____ MATERIAL FOR THIS TASK

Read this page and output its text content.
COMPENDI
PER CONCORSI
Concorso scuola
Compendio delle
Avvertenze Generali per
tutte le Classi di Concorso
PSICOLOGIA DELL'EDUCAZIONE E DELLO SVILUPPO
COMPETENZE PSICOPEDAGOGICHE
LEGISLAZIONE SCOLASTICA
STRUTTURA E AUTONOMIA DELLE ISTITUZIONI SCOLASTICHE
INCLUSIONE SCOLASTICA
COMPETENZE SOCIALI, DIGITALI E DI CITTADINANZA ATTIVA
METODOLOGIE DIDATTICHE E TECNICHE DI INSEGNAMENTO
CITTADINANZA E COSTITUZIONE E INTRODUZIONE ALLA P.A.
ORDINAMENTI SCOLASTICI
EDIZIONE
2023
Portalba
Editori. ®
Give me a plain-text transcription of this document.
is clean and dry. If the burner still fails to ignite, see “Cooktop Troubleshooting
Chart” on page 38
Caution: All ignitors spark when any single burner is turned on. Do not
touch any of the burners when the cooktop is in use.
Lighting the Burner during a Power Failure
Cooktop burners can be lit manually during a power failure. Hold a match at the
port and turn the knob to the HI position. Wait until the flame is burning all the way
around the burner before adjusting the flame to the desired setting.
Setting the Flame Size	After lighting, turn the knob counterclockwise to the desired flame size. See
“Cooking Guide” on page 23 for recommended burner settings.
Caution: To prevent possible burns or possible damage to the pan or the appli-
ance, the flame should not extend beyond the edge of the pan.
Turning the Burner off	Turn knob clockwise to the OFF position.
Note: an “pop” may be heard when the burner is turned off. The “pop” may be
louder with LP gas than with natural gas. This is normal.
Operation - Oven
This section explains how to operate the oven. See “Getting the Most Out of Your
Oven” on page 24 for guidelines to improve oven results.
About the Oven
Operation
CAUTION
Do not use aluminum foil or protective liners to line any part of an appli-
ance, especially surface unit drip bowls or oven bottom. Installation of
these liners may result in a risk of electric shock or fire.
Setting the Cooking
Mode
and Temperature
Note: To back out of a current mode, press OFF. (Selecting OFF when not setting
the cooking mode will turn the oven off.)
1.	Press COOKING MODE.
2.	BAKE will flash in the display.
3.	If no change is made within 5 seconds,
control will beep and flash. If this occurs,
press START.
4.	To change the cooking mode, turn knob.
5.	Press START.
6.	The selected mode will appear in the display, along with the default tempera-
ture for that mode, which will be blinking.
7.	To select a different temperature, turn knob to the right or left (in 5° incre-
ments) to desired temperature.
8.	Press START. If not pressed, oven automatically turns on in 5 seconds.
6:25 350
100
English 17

________

**WRITTEN INSTRUCTION**
Transcribe the material above word for word.

**OUTPUT BELOW**
Read this page and output its text content.
COMPENDI
PER CONCORSI
Concorso scuola
Compendio delle
Avvertenze Generali per
tutte le Classi di Concorso
PSICOLOGIA DELL'EDUCAZIONE E DELLO SVILUPPO
COMPETENZE PSICOPEDAGOGICHE
LEGISLAZIONE SCOLASTICA
STRUTTURA E AUTONOMIA DELLE ISTITUZIONI SCOLASTICHE
INCLUSIONE SCOLASTICA
COMPETENZE SOCIALI, DIGITALI E DI CITTADINANZA ATTIVA
METODOLOGIE DIDATTICHE E TECNICHE DI INSEGNAMENTO
CITTADINANZA E COSTITUZIONE E INTRODUZIONE ALLA P.A.
ORDINAMENTI SCOLASTICI
EDIZIONE
2023
Portalba
Editori. ®
Give me a plain-text transcription of this document.
is clean and dry. If the burner still fails to ignite, see “Cooktop Troubleshooting
Chart” on page 38
Caution: All ignitors spark when any single burner is turned on. Do not
touch any of the burners when the cooktop is in use.
Lighting the Burner during a Power Failure
Cooktop burners can be lit manually during a power failure. Hold a match at the
port and turn the knob to the HI position. Wait until the flame is burning all the way
around the burner before adjusting the flame to the desired setting.
Setting the Flame Size	After lighting, turn the knob counterclockwise to the desired flame size. See
“Cooking Guide” on page 23 for recommended burner settings.
Caution: To prevent possible burns or possible damage to the pan or the appli-
ance, the flame should not extend beyond the edge of the pan.
Turning the Burner off	Turn knob clockwise to the OFF position.
Note: an “pop” may be heard when the burner is turned off. The “pop” may be
louder with LP gas than with natural gas. This is normal.
Operation - Oven
This section explains how to operate the oven. See “Getting the Most Out of Your
Oven” on page 24 for guidelines to improve oven results.
About the Oven
Operation
CAUTION
Do not use aluminum foil or protective liners to line any part of an appli-
ance, especially surface unit drip bowls or oven bottom. Installation of
these liners may result in a risk of electric shock or fire.
Setting the Cooking
Mode
and Temperature
Note: To back out of a current mode, press OFF. (Selecting OFF when not setting
the cooking mode will turn the oven off.)
1.	Press COOKING MODE.
2.	BAKE will flash in the display.
3.	If no change is made within 5 seconds,
control will beep and flash. If this occurs,
press START.
4.	To change the cooking mode, turn knob.
5.	Press START.
6.	The selected mode will appear in the display, along with the default tempera-
ture for that mode, which will be blinking.
7.	To select a different temperature, turn knob to the right or left (in 5° incre-
ments) to desired temperature.
8.	Press START. If not pressed, oven automatically turns on in 5 seconds.
6:25 350
100
English 17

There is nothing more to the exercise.